[Stored entries]
******************************

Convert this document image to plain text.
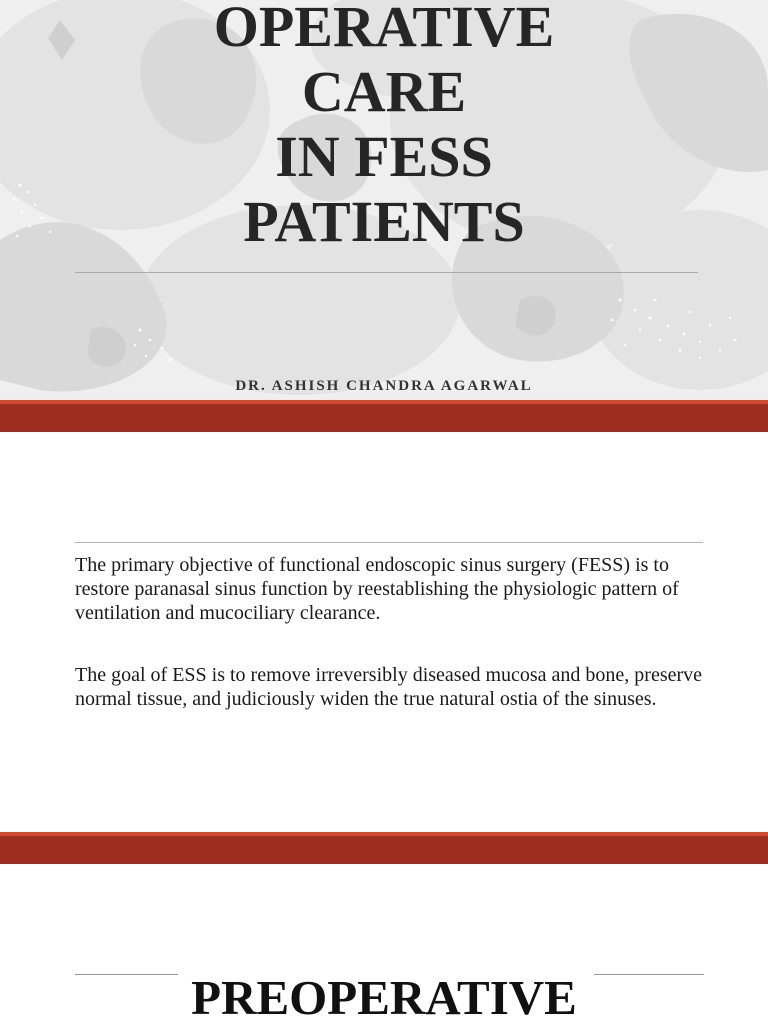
OPERATIVE
CARE
IN FESS
PATIENTS
DR. ASHISH CHANDRA AGARWAL

The primary objective of functional endoscopic sinus surgery (FESS) is to restore paranasal sinus function by reestablishing the physiologic pattern of ventilation and mucociliary clearance.

The goal of ESS is to remove irreversibly diseased mucosa and bone, preserve normal tissue, and judiciously widen the true natural ostia of the sinuses.

PREOPERATIVE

******************************

▶ _Problem to solve_
From the first line to the last, return the records exactly and leave the pictures behind.

▶ _Solution for this problem_
Convert this document image to plain text.
OPERATIVE
CARE
IN FESS
PATIENTS
DR. ASHISH CHANDRA AGARWAL

The primary objective of functional endoscopic sinus surgery (FESS) is to restore paranasal sinus function by reestablishing the physiologic pattern of ventilation and mucociliary clearance.

The goal of ESS is to remove irreversibly diseased mucosa and bone, preserve normal tissue, and judiciously widen the true natural ostia of the sinuses.

PREOPERATIVE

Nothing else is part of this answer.